*** Record excerpts ***

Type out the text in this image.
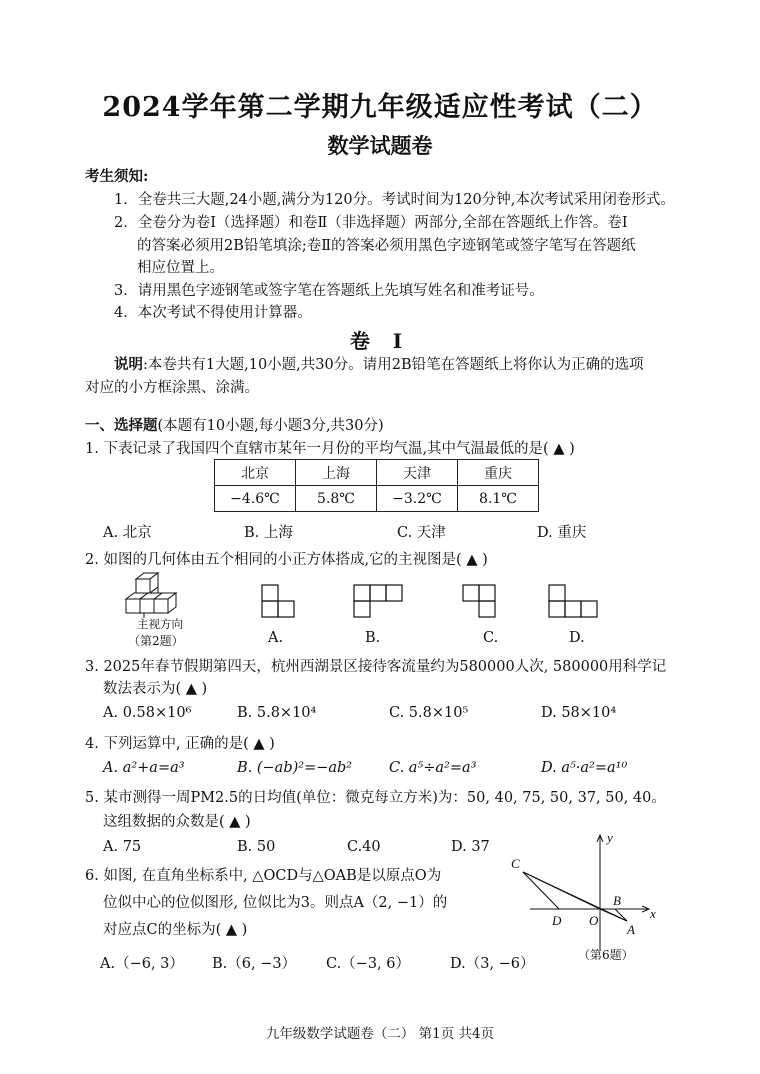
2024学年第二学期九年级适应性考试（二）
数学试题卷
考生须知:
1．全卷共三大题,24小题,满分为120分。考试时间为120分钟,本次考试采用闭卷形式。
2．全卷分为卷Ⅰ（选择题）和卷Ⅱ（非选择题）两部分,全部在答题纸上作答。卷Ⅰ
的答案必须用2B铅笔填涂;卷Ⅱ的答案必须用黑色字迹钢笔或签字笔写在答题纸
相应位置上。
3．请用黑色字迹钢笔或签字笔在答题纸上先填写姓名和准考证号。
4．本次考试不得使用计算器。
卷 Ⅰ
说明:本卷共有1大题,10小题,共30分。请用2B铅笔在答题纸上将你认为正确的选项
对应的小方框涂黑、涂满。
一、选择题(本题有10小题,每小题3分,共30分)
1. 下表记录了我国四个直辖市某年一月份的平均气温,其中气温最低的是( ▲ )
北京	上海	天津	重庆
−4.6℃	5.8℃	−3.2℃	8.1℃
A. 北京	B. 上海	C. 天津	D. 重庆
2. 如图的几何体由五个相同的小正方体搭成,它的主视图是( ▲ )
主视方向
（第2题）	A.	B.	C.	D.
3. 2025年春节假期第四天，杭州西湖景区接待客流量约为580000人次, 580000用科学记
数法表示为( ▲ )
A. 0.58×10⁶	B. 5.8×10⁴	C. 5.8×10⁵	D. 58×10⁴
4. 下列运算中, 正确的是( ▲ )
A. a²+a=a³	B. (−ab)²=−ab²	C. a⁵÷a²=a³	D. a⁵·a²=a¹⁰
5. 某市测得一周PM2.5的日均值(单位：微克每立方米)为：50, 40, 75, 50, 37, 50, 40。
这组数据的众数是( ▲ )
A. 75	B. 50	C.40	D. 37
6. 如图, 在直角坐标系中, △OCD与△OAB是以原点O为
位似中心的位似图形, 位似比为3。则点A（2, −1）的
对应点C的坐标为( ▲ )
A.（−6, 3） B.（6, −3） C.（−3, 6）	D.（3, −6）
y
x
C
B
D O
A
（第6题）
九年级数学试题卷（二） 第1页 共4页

***
*** Record excerpts ***

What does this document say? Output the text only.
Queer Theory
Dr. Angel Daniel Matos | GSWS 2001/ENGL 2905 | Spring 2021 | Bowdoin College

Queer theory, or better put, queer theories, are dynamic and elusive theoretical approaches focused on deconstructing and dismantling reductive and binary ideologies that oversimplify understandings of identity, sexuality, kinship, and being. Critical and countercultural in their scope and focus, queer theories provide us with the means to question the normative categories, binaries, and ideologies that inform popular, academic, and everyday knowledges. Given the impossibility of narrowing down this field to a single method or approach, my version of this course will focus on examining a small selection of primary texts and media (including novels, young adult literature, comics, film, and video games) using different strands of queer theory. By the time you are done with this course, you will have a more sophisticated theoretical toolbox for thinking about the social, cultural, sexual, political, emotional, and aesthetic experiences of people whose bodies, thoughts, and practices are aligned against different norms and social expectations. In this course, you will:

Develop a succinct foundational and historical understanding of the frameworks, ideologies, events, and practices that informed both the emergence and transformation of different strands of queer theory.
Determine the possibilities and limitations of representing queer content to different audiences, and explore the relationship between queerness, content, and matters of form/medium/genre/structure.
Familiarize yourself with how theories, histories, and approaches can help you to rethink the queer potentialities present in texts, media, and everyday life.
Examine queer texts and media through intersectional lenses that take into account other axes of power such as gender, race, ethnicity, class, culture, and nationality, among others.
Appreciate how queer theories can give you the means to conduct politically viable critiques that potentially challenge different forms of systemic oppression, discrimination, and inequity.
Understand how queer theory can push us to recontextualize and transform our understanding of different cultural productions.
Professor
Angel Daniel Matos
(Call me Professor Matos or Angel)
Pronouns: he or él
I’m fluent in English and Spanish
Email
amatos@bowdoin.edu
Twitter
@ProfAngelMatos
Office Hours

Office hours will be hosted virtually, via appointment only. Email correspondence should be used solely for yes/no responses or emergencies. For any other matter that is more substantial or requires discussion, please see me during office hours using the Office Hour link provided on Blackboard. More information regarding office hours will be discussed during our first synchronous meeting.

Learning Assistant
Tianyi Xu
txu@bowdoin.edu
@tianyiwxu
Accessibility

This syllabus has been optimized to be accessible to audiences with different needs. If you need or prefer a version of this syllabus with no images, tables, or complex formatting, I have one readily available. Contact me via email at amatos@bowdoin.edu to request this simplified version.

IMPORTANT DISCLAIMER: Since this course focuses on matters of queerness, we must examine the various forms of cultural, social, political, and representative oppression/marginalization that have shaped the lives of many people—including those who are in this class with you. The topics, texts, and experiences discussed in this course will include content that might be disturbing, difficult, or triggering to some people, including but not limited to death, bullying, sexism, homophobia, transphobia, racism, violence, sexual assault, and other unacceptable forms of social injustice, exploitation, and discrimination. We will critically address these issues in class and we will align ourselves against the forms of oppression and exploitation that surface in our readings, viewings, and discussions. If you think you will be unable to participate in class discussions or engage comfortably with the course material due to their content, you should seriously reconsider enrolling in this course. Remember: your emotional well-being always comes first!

***

→ Task objective: Gather each line holding the string "forms".

→ Solution to the problem:
Appreciate how queer theories can give you the means to conduct politically viable critiques that potentially challenge different forms of systemic oppression, discrimination, and inequity.
IMPORTANT DISCLAIMER: Since this course focuses on matters of queerness, we must examine the various forms of cultural, social, political, and representative oppression/marginalization that have shaped the lives of many people—including those who are in this class with you. The topics, texts, and experiences discussed in this course will include content that might be disturbing, difficult, or triggering to some people, including but not limited to death, bullying, sexism, homophobia, transphobia, racism, violence, sexual assault, and other unacceptable forms of social injustice, exploitation, and discrimination. We will critically address these issues in class and we will align ourselves against the forms of oppression and exploitation that surface in our readings, viewings, and discussions. If you think you will be unable to participate in class discussions or engage comfortably with the course material due to their content, you should seriously reconsider enrolling in this course. Remember: your emotional well-being always comes first!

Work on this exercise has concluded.